*** Supplied information
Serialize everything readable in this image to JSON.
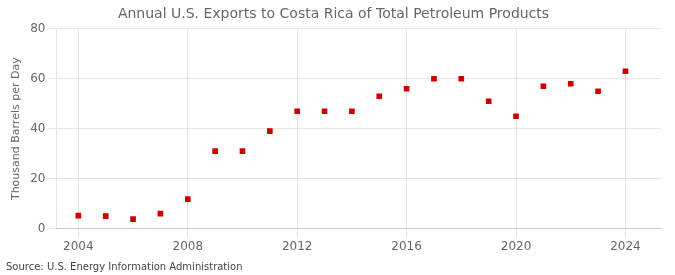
{
  "chart_data": {
    "type": "scatter",
    "title": "Annual U.S. Exports to Costa Rica of Total Petroleum Products",
    "ylabel": "Thousand Barrels per Day",
    "annotation": "Source: U.S. Energy Information Administration",
    "x": [
      2004,
      2005,
      2006,
      2007,
      2008,
      2009,
      2010,
      2011,
      2012,
      2013,
      2014,
      2015,
      2016,
      2017,
      2018,
      2019,
      2020,
      2021,
      2022,
      2023,
      2024
    ],
    "values": [
      5.2,
      5.0,
      3.8,
      6.0,
      11.8,
      31.0,
      31.0,
      39.0,
      47.0,
      47.0,
      47.0,
      53.0,
      56.0,
      60.0,
      60.0,
      51.0,
      45.0,
      57.0,
      58.0,
      55.0,
      63.0
    ],
    "color": "#cc0000",
    "marker": "square",
    "xlim": [
      2003.2,
      2025.3
    ],
    "xticks": [
      2004,
      2008,
      2012,
      2016,
      2020,
      2024
    ],
    "ylim": [
      0,
      80
    ],
    "yticks": [
      0,
      20,
      40,
      60,
      80
    ],
    "grid": true
  }
}
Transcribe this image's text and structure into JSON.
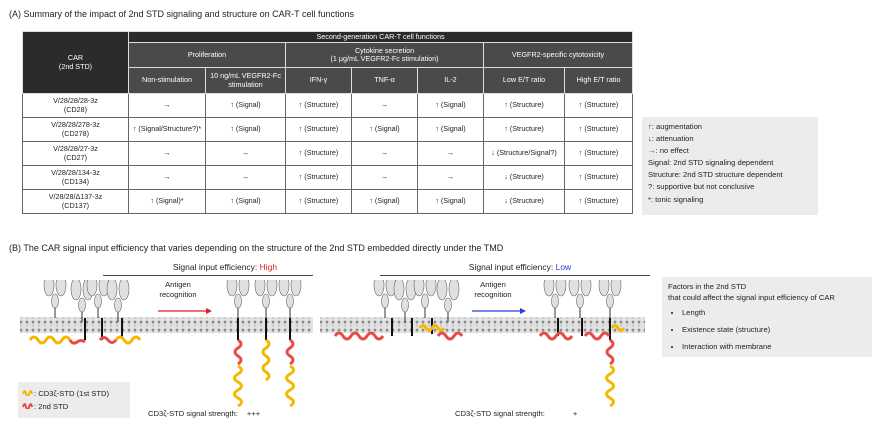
{
  "sectionA": {
    "title": "(A) Summary of the impact of 2nd STD signaling and structure on CAR-T cell functions"
  },
  "table": {
    "car_header_line1": "CAR",
    "car_header_line2": "(2nd STD)",
    "group_header": "Second-generation CAR-T cell functions",
    "prolif": "Proliferation",
    "cyto_line1": "Cytokine secretion",
    "cyto_line2": "(1 μg/mL VEGFR2-Fc stimulation)",
    "cytotox": "VEGFR2-specific cytotoxicity",
    "cols": [
      "Non-stimulation",
      "10 ng/mL VEGFR2-Fc stimulation",
      "IFN-γ",
      "TNF-α",
      "IL-2",
      "Low E/T ratio",
      "High E/T ratio"
    ],
    "rows": [
      {
        "car": "V/28/28/28-3z",
        "std": "(CD28)",
        "cells": [
          "→",
          "↑ (Signal)",
          "↑ (Structure)",
          "→",
          "↑ (Signal)",
          "↑ (Structure)",
          "↑ (Structure)"
        ]
      },
      {
        "car": "V/28/28/278-3z",
        "std": "(CD278)",
        "cells": [
          "↑ (Signal/Structure?)*",
          "↑ (Signal)",
          "↑ (Structure)",
          "↑ (Signal)",
          "↑ (Signal)",
          "↑ (Structure)",
          "↑ (Structure)"
        ]
      },
      {
        "car": "V/28/28/27-3z",
        "std": "(CD27)",
        "cells": [
          "→",
          "→",
          "↑ (Structure)",
          "→",
          "→",
          "↓ (Structure/Signal?)",
          "↑ (Structure)"
        ]
      },
      {
        "car": "V/28/28/134-3z",
        "std": "(CD134)",
        "cells": [
          "→",
          "→",
          "↑ (Structure)",
          "→",
          "→",
          "↓ (Structure)",
          "↑ (Structure)"
        ]
      },
      {
        "car": "V/28/28/Δ137-3z",
        "std": "(CD137)",
        "cells": [
          "↑ (Signal)*",
          "↑ (Signal)",
          "↑ (Structure)",
          "↑ (Signal)",
          "↑ (Signal)",
          "↓ (Structure)",
          "↑ (Structure)"
        ]
      }
    ]
  },
  "legendA": [
    "↑: augmentation",
    "↓: attenuation",
    "→: no effect",
    "Signal: 2nd STD signaling dependent",
    "Structure: 2nd STD structure dependent",
    "?: supportive but not conclusive",
    "*: tonic signaling"
  ],
  "sectionB": {
    "title": "(B) The CAR signal input efficiency that varies depending on the structure of the 2nd STD embedded directly under the TMD"
  },
  "left_panel": {
    "label": "Signal input efficiency: ",
    "level": "High",
    "arrow_label_1": "Antigen",
    "arrow_label_2": "recognition",
    "strength_label": "CD3ζ-STD signal strength:",
    "strength": "+++"
  },
  "right_panel": {
    "label": "Signal input efficiency: ",
    "level": "Low",
    "arrow_label_1": "Antigen",
    "arrow_label_2": "recognition",
    "strength_label": "CD3ζ-STD signal strength:",
    "strength": "+"
  },
  "factors": {
    "line1": "Factors in the 2nd STD",
    "line2": "that could affect the signal input efficiency of CAR",
    "items": [
      "Length",
      "Existence state (structure)",
      "Interaction with membrane"
    ]
  },
  "legendB": {
    "item1": ": CD3ζ-STD (1st STD)",
    "item2": ": 2nd STD"
  },
  "colors": {
    "high": "#e02020",
    "low": "#2040e0",
    "cd3z": "#f5b800",
    "std2": "#e84a4a",
    "header": "#2b2b2b"
  }
}
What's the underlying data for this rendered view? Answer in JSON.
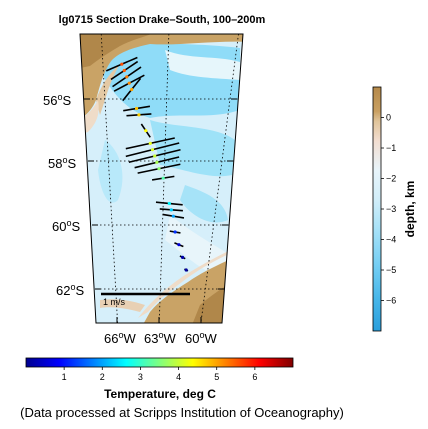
{
  "chart_data": [
    {
      "type": "map",
      "title": "lg0715 Section Drake–South, 100–200m",
      "lat_labels": [
        {
          "deg": "56",
          "hemi": "S",
          "lat": -56
        },
        {
          "deg": "58",
          "hemi": "S",
          "lat": -58
        },
        {
          "deg": "60",
          "hemi": "S",
          "lat": -60
        },
        {
          "deg": "62",
          "hemi": "S",
          "lat": -62
        }
      ],
      "lon_labels": [
        {
          "deg": "66",
          "hemi": "W",
          "lon": -66
        },
        {
          "deg": "63",
          "hemi": "W",
          "lon": -63
        },
        {
          "deg": "60",
          "hemi": "W",
          "lon": -60
        }
      ],
      "lat_range": [
        -63.2,
        -54.2
      ],
      "lon_range": [
        -67.5,
        -58.5
      ],
      "grid": true,
      "scale_arrow_label": "1 m/s",
      "track_colormap": "jet",
      "vectors": [
        {
          "lat": -54.9,
          "lon": -64.6,
          "u": 0.35,
          "v": 0.15,
          "temp": 5.6
        },
        {
          "lat": -55.1,
          "lon": -64.5,
          "u": 0.3,
          "v": 0.2,
          "temp": 5.5
        },
        {
          "lat": -55.3,
          "lon": -64.4,
          "u": 0.32,
          "v": 0.22,
          "temp": 5.3
        },
        {
          "lat": -55.5,
          "lon": -64.3,
          "u": 0.34,
          "v": 0.18,
          "temp": 5.2
        },
        {
          "lat": -55.7,
          "lon": -64.2,
          "u": 0.2,
          "v": 0.25,
          "temp": 5.0
        },
        {
          "lat": -56.3,
          "lon": -64.0,
          "u": 0.3,
          "v": 0.05,
          "temp": 4.8
        },
        {
          "lat": -56.5,
          "lon": -63.9,
          "u": 0.28,
          "v": 0.02,
          "temp": 4.7
        },
        {
          "lat": -57.0,
          "lon": -63.6,
          "u": 0.1,
          "v": -0.15,
          "temp": 4.4
        },
        {
          "lat": -57.4,
          "lon": -63.4,
          "u": 0.55,
          "v": 0.12,
          "temp": 4.2
        },
        {
          "lat": -57.6,
          "lon": -63.3,
          "u": 0.6,
          "v": 0.15,
          "temp": 4.1
        },
        {
          "lat": -57.8,
          "lon": -63.2,
          "u": 0.58,
          "v": 0.14,
          "temp": 4.0
        },
        {
          "lat": -58.0,
          "lon": -63.1,
          "u": 0.5,
          "v": 0.12,
          "temp": 3.8
        },
        {
          "lat": -58.2,
          "lon": -63.0,
          "u": 0.48,
          "v": 0.1,
          "temp": 3.6
        },
        {
          "lat": -58.5,
          "lon": -62.8,
          "u": 0.25,
          "v": 0.04,
          "temp": 3.2
        },
        {
          "lat": -59.3,
          "lon": -62.5,
          "u": 0.3,
          "v": -0.03,
          "temp": 2.6
        },
        {
          "lat": -59.5,
          "lon": -62.4,
          "u": 0.26,
          "v": -0.02,
          "temp": 2.3
        },
        {
          "lat": -59.7,
          "lon": -62.3,
          "u": 0.24,
          "v": -0.04,
          "temp": 2.0
        },
        {
          "lat": -60.2,
          "lon": -62.2,
          "u": 0.12,
          "v": -0.02,
          "temp": 1.2
        },
        {
          "lat": -60.6,
          "lon": -62.0,
          "u": 0.1,
          "v": -0.04,
          "temp": 0.6
        },
        {
          "lat": -61.0,
          "lon": -61.8,
          "u": 0.06,
          "v": -0.03,
          "temp": 0.3
        },
        {
          "lat": -61.4,
          "lon": -61.6,
          "u": 0.04,
          "v": -0.02,
          "temp": 0.2
        }
      ]
    },
    {
      "type": "colorbar",
      "label": "depth, km",
      "range": [
        -7,
        1
      ],
      "ticks": [
        "0",
        "−1",
        "−2",
        "−3",
        "−4",
        "−5",
        "−6"
      ],
      "tick_values": [
        0,
        -1,
        -2,
        -3,
        -4,
        -5,
        -6
      ]
    },
    {
      "type": "colorbar",
      "label": "Temperature, deg C",
      "range": [
        0,
        7
      ],
      "ticks": [
        "1",
        "2",
        "3",
        "4",
        "5",
        "6"
      ],
      "tick_values": [
        1,
        2,
        3,
        4,
        5,
        6
      ],
      "colormap": "jet"
    }
  ],
  "credit": "(Data processed at Scripps Institution of Oceanography)"
}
******
→ Direction: Only a number is wanted: how many lines of the material above hold "efficiency"?

→ Answer to the problem: 4